AIM OF THE EXERCISE
Quote every line of the material beneath this one.

MATERIAL PROVIDED

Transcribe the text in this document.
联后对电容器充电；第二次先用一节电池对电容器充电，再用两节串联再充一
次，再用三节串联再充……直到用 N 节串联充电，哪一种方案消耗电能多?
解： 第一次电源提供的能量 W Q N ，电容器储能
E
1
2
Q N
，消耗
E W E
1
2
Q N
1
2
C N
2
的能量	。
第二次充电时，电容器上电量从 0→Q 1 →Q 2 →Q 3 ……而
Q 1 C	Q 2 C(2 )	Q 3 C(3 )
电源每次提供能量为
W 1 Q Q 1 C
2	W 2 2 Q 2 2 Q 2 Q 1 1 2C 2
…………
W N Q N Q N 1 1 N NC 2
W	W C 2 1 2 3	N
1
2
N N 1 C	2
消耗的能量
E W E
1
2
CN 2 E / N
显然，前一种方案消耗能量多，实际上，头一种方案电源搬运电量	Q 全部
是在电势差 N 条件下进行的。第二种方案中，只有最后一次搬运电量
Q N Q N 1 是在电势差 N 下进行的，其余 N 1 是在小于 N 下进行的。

IN RESPONSE
Transcribe the text in this document.
联后对电容器充电；第二次先用一节电池对电容器充电，再用两节串联再充一
次，再用三节串联再充……直到用 N 节串联充电，哪一种方案消耗电能多?
解： 第一次电源提供的能量 W Q N ，电容器储能
E
1
2
Q N
，消耗
E W E
1
2
Q N
1
2
C N
2
的能量	。
第二次充电时，电容器上电量从 0→Q 1 →Q 2 →Q 3 ……而
Q 1 C	Q 2 C(2 )	Q 3 C(3 )
电源每次提供能量为
W 1 Q Q 1 C
2	W 2 2 Q 2 2 Q 2 Q 1 1 2C 2
…………
W N Q N Q N 1 1 N NC 2
W	W C 2 1 2 3	N
1
2
N N 1 C	2
消耗的能量
E W E
1
2
CN 2 E / N
显然，前一种方案消耗能量多，实际上，头一种方案电源搬运电量	Q 全部
是在电势差 N 条件下进行的。第二种方案中，只有最后一次搬运电量
Q N Q N 1 是在电势差 N 下进行的，其余 N 1 是在小于 N 下进行的。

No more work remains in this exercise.